** START SELECTED EXTRACT **

WO2015020681A1 - Modular architecture for helium compressors - Google Patents

Abstract

A modular architecture for helium compressors is described. In the modular architecture, oil is cooled independently from gas. In one aspect, the oil is cooled subsequent to the gas with a series of water-cooled heat exchangers. In another aspect, the oil is cooled using a water-cooled heat exchanger coupled to a radiator, and the gas is independently cooled using a refrigerant-cooled heat exchanger coupled to a condensing unit.

Description

MODULAR ARCHITECTURE FOR HELIUM COMPRESSORS

TECHNICAL FIELD

[0001] This invention relates to cryogenic refrigeration systems; and more particularly, to a modular architecture for helium compressors within such cryogenic refrigeration systems.

BACKGROUND ART

[0002] In conventional systems, about 10% of heat generated by a helium compressor is transferred into the helium, but this helium should be cooled to less than 20°C for best performance, both for Gifford McMahon (GM) type cryocooler systems and pulse tube cryocooler based systems. The majority of the heat load in such systems is attributed to cooling the oil, but the oil does not need to be cooled below around 50°C as long as the flow rate stays high, for example about 3.0 gallons per minute. Thus, there are distinct cooling requirements for each of the helium and the oil used in the cryogenic refrigeration system. This distinction has not been appreciated in traditional water-cooled or air-cooled helium compressors.

** END SELECTED EXTRACT **

— OBJECTIVES —
#1 According to the helium compressor patent, why do the helium and the oil have distinct cooling requirements?
#2 Reproduce everything in the helium compressor patent from "[0002] In conventional" down to "air-cooled helium compressors.".

** START EXTRACTED ENTRIES **

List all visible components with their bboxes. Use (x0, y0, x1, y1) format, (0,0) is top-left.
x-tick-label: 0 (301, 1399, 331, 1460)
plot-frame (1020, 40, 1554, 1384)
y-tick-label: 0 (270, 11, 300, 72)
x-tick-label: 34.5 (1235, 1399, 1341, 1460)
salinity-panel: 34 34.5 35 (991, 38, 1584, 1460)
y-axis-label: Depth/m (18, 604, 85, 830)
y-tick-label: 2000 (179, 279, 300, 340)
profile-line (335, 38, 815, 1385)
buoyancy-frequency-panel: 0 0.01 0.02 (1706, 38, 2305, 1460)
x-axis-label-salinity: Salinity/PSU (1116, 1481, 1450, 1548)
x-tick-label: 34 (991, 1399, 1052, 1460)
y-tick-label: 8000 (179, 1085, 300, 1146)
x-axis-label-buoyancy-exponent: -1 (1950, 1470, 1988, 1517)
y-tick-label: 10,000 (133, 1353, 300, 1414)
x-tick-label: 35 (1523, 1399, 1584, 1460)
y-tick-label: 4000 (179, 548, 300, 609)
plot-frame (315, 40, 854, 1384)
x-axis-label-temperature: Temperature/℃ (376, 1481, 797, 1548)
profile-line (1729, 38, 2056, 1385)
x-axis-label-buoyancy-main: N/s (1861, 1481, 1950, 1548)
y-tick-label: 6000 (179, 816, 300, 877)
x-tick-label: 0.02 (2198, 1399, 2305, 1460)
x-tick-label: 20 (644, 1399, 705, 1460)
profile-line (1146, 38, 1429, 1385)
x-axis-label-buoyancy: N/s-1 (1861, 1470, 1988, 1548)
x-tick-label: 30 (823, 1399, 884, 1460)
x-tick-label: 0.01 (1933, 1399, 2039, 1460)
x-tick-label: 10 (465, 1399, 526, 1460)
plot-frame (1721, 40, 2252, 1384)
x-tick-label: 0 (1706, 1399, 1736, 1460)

** END EXTRACTED ENTRIES **

— THE ANSWERS —
#1 The helium should be cooled to less than 20°C for best performance, in both Gifford McMahon and pulse tube cryocooler systems. The oil, which accounts for most of the heat load, does not need to be cooled below around 50°C as long as its flow rate stays high, for example about 3.0 gallons per minute.

#2
[0002] In conventional systems, about 10% of heat generated by a helium compressor is transferred into the helium, but this helium should be cooled to less than 20°C for best performance, both for Gifford McMahon (GM) type cryocooler systems and pulse tube cryocooler based systems. The majority of the heat load in such systems is attributed to cooling the oil, but the oil does not need to be cooled below around 50°C as long as the flow rate stays high, for example about 3.0 gallons per minute. Thus, there are distinct cooling requirements for each of the helium and the oil used in the cryogenic refrigeration system. This distinction has not been appreciated in traditional water-cooled or air-cooled helium compressors.